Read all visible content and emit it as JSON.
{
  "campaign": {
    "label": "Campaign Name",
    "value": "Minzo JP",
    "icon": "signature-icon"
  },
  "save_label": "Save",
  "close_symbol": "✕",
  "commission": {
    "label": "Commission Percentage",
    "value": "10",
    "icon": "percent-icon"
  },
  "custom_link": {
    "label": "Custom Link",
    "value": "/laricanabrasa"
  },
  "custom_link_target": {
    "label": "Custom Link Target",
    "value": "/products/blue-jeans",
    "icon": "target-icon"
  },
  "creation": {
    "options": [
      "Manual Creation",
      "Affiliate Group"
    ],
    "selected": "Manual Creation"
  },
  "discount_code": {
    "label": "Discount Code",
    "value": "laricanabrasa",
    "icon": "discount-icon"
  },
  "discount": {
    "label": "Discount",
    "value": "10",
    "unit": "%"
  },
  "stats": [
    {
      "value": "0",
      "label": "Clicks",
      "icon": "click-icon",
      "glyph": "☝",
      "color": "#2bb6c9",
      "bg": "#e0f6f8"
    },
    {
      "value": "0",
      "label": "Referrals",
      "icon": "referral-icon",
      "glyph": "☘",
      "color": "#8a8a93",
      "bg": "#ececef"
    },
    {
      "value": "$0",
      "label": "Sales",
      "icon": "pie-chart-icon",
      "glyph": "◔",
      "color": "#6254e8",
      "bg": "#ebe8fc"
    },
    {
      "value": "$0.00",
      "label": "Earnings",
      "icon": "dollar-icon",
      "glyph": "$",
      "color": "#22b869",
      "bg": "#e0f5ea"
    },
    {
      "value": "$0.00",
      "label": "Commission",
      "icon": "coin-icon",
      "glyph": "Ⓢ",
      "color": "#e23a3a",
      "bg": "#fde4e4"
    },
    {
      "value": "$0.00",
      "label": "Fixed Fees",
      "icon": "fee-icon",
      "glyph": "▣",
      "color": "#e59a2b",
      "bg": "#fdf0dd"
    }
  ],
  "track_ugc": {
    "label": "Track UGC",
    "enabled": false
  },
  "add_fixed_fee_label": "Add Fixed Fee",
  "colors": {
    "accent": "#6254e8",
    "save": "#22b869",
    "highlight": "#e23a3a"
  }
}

■ What needs to be done ■
The records above are to be copied in full, exactly as written.

■ Reply to the task ■
Read all visible content and emit it as JSON.
{
  "campaign": {
    "label": "Campaign Name",
    "value": "Minzo JP",
    "icon": "signature-icon"
  },
  "save_label": "Save",
  "close_symbol": "✕",
  "commission": {
    "label": "Commission Percentage",
    "value": "10",
    "icon": "percent-icon"
  },
  "custom_link": {
    "label": "Custom Link",
    "value": "/laricanabrasa"
  },
  "custom_link_target": {
    "label": "Custom Link Target",
    "value": "/products/blue-jeans",
    "icon": "target-icon"
  },
  "creation": {
    "options": [
      "Manual Creation",
      "Affiliate Group"
    ],
    "selected": "Manual Creation"
  },
  "discount_code": {
    "label": "Discount Code",
    "value": "laricanabrasa",
    "icon": "discount-icon"
  },
  "discount": {
    "label": "Discount",
    "value": "10",
    "unit": "%"
  },
  "stats": [
    {
      "value": "0",
      "label": "Clicks",
      "icon": "click-icon",
      "glyph": "☝",
      "color": "#2bb6c9",
      "bg": "#e0f6f8"
    },
    {
      "value": "0",
      "label": "Referrals",
      "icon": "referral-icon",
      "glyph": "☘",
      "color": "#8a8a93",
      "bg": "#ececef"
    },
    {
      "value": "$0",
      "label": "Sales",
      "icon": "pie-chart-icon",
      "glyph": "◔",
      "color": "#6254e8",
      "bg": "#ebe8fc"
    },
    {
      "value": "$0.00",
      "label": "Earnings",
      "icon": "dollar-icon",
      "glyph": "$",
      "color": "#22b869",
      "bg": "#e0f5ea"
    },
    {
      "value": "$0.00",
      "label": "Commission",
      "icon": "coin-icon",
      "glyph": "Ⓢ",
      "color": "#e23a3a",
      "bg": "#fde4e4"
    },
    {
      "value": "$0.00",
      "label": "Fixed Fees",
      "icon": "fee-icon",
      "glyph": "▣",
      "color": "#e59a2b",
      "bg": "#fdf0dd"
    }
  ],
  "track_ugc": {
    "label": "Track UGC",
    "enabled": false
  },
  "add_fixed_fee_label": "Add Fixed Fee",
  "colors": {
    "accent": "#6254e8",
    "save": "#22b869",
    "highlight": "#e23a3a"
  }
}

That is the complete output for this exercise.